** What you need to do **
Return the material below, unchanged, from its first line up to and including the line that contains "frequency-spectrum-marker <box>1443 600".

******************************

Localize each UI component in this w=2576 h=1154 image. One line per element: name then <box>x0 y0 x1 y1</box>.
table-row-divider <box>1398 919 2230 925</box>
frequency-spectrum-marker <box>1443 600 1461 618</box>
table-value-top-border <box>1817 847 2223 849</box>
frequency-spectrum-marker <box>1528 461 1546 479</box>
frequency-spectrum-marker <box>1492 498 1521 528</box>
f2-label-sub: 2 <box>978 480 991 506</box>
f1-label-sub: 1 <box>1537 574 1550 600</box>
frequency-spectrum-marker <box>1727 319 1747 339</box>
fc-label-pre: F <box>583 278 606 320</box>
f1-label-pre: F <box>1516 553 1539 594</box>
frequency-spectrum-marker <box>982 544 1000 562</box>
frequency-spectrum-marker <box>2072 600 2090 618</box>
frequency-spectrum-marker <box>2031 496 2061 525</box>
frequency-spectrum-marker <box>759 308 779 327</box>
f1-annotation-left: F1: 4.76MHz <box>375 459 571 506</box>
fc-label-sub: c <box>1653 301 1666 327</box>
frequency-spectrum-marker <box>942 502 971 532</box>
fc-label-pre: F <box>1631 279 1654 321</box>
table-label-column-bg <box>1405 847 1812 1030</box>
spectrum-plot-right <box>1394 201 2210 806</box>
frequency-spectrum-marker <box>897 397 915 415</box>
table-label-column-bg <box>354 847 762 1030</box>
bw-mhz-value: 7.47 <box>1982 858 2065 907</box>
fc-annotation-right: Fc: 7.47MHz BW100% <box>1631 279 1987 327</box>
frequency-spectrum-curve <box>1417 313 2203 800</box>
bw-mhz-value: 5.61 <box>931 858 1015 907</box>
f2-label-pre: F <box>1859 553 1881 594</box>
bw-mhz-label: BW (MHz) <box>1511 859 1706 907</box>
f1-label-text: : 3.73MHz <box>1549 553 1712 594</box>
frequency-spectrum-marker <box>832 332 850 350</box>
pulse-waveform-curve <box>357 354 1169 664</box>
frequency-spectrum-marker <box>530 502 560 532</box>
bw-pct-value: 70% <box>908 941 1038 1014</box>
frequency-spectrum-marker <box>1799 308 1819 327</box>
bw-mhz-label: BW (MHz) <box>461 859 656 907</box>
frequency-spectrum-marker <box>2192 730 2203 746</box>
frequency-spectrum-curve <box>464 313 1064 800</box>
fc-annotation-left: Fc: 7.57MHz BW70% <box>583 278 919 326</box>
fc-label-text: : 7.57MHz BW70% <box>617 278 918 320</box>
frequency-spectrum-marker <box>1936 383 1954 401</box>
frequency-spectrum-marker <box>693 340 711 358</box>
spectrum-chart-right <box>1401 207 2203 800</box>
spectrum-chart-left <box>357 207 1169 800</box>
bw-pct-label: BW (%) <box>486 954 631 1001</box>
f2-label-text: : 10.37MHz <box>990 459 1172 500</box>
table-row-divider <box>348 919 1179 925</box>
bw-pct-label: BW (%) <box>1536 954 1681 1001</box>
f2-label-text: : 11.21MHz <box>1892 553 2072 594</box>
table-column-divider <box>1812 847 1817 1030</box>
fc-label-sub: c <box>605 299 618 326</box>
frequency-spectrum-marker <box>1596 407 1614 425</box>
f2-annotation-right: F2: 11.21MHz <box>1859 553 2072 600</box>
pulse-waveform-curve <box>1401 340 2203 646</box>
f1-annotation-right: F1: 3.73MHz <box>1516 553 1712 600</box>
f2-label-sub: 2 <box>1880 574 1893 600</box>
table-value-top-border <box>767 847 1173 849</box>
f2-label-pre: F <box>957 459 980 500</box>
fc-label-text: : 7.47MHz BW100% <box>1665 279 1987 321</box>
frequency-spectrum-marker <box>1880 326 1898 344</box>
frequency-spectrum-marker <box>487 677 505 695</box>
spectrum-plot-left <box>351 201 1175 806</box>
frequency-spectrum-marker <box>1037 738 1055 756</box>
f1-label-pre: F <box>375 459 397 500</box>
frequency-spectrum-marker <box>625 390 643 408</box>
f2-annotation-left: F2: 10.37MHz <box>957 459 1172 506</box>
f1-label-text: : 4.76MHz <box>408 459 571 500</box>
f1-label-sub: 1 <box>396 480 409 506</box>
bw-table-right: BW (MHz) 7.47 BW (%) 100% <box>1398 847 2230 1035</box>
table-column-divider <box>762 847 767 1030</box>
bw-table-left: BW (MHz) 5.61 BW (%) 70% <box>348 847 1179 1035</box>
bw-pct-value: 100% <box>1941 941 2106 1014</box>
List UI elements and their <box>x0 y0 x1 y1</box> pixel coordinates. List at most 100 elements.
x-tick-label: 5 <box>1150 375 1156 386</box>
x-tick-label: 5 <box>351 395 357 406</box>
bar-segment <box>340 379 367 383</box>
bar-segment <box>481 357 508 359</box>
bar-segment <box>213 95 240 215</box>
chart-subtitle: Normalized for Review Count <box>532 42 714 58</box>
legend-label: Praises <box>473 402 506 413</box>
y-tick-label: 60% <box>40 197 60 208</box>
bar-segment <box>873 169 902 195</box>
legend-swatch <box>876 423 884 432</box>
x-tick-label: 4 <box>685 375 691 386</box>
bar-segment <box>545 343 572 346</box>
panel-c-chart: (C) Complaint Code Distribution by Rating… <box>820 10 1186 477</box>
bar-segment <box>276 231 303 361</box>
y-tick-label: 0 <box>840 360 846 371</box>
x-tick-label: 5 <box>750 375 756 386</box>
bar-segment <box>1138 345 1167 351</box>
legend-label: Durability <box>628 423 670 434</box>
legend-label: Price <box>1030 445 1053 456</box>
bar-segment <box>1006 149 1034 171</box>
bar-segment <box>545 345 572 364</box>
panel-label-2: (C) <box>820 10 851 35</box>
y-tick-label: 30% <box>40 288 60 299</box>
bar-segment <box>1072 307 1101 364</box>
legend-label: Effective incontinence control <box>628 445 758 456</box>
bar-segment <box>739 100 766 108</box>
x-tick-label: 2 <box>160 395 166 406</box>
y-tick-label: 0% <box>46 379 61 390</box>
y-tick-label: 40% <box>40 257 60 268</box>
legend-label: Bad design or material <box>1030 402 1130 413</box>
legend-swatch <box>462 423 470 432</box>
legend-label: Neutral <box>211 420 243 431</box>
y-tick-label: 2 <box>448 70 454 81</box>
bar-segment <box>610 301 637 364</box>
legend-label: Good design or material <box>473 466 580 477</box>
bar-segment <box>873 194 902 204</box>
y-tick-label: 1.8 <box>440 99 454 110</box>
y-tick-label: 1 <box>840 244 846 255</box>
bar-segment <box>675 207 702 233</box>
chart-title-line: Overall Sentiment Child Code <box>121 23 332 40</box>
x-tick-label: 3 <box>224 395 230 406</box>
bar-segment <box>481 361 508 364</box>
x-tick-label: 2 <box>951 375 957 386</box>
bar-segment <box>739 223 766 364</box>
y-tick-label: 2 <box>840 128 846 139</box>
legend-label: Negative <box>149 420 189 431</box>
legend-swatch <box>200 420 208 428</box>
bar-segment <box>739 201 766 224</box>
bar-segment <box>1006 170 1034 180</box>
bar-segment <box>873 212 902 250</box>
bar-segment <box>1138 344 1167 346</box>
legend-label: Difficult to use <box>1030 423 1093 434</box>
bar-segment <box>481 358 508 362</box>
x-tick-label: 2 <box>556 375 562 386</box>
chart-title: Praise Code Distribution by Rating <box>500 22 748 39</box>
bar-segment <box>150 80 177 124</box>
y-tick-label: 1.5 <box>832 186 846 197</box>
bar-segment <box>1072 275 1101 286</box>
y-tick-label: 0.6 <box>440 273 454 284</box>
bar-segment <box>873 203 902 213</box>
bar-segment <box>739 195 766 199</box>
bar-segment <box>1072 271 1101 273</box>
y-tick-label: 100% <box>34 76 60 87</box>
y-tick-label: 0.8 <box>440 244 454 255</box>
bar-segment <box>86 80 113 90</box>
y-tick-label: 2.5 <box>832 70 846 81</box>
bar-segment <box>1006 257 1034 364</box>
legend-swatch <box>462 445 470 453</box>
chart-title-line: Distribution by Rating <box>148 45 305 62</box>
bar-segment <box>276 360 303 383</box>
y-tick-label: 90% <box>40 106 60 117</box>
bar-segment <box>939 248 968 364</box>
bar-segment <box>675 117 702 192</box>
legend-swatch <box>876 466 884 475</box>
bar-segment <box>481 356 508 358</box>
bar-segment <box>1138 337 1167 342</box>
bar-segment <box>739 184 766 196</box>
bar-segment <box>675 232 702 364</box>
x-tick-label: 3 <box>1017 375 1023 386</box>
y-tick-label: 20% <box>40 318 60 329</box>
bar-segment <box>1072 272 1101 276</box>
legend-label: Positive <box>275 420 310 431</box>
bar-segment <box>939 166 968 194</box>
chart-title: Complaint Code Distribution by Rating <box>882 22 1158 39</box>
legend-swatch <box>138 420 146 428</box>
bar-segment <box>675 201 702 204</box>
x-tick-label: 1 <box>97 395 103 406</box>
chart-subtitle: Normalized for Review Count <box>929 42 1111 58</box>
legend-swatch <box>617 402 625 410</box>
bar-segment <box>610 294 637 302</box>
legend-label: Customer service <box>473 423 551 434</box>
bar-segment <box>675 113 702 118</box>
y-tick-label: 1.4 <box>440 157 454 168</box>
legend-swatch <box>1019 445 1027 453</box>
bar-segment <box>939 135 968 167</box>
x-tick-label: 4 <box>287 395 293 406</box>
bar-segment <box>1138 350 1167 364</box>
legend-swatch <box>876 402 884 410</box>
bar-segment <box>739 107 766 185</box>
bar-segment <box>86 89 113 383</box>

******************************

** Complete output **
Localize each UI component in this w=2576 h=1154 image. One line per element: name then <box>x0 y0 x1 y1</box>.
table-row-divider <box>1398 919 2230 925</box>
frequency-spectrum-marker <box>1443 600 1461 618</box>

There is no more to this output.